··· MATERIAL

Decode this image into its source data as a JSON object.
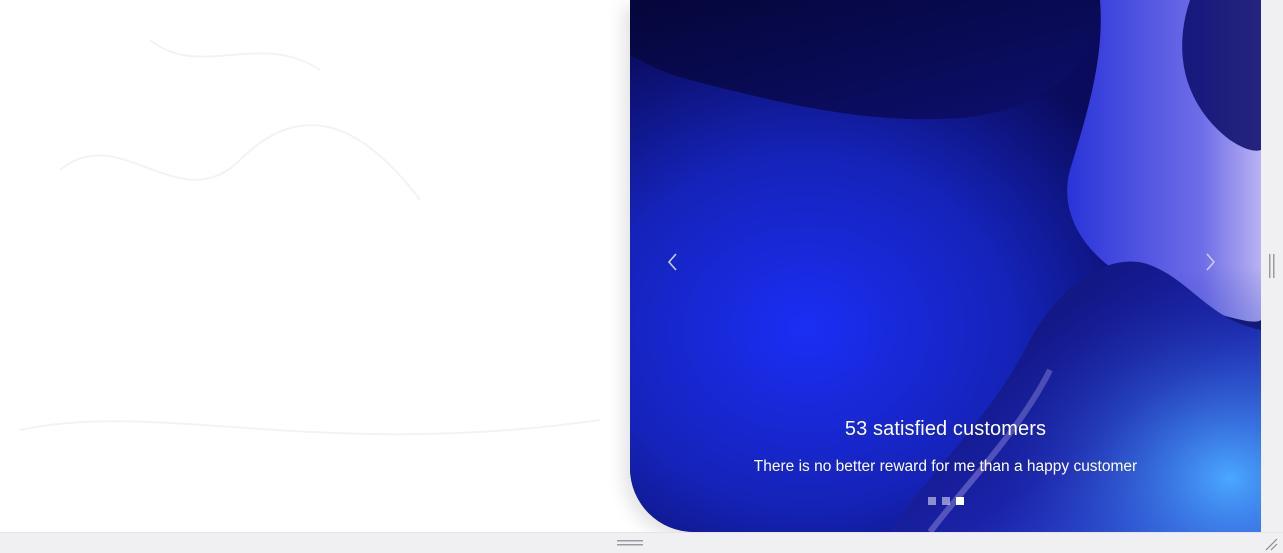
{
  "carousel": {
    "title": "53 satisfied customers",
    "subtitle": "There is no better reward for me than a happy customer",
    "prev_icon": "chevron-left-icon",
    "next_icon": "chevron-right-icon",
    "slide_count": 3,
    "active_slide": 3,
    "colors": {
      "deep_navy": "#0a0b5c",
      "royal_blue": "#1c2ee0",
      "lavender": "#a9a3f0"
    }
  },
  "scrollbars": {
    "vertical_grip_icon": "vertical-grip-icon",
    "horizontal_grip_icon": "horizontal-grip-icon",
    "resize_icon": "resize-corner-icon"
  }
}
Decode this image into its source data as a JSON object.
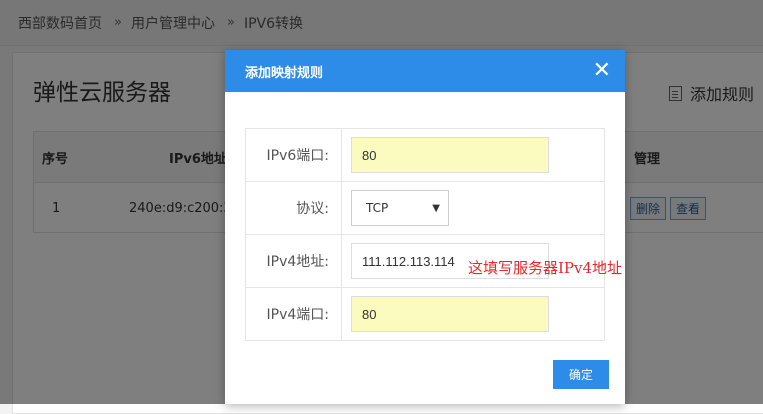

······

* [DESCRIPTION OF THE TASK] Copy every line above word for word and exclude the pictures.

* [PROBLEM SOLUTION]
Decode this image into its source data as a JSON object.
{
  "carousel": {
    "title": "53 satisfied customers",
    "subtitle": "There is no better reward for me than a happy customer",
    "prev_icon": "chevron-left-icon",
    "next_icon": "chevron-right-icon",
    "slide_count": 3,
    "active_slide": 3,
    "colors": {
      "deep_navy": "#0a0b5c",
      "royal_blue": "#1c2ee0",
      "lavender": "#a9a3f0"
    }
  },
  "scrollbars": {
    "vertical_grip_icon": "vertical-grip-icon",
    "horizontal_grip_icon": "horizontal-grip-icon",
    "resize_icon": "resize-corner-icon"
  }
}
Decode this image into its source data as a JSON object.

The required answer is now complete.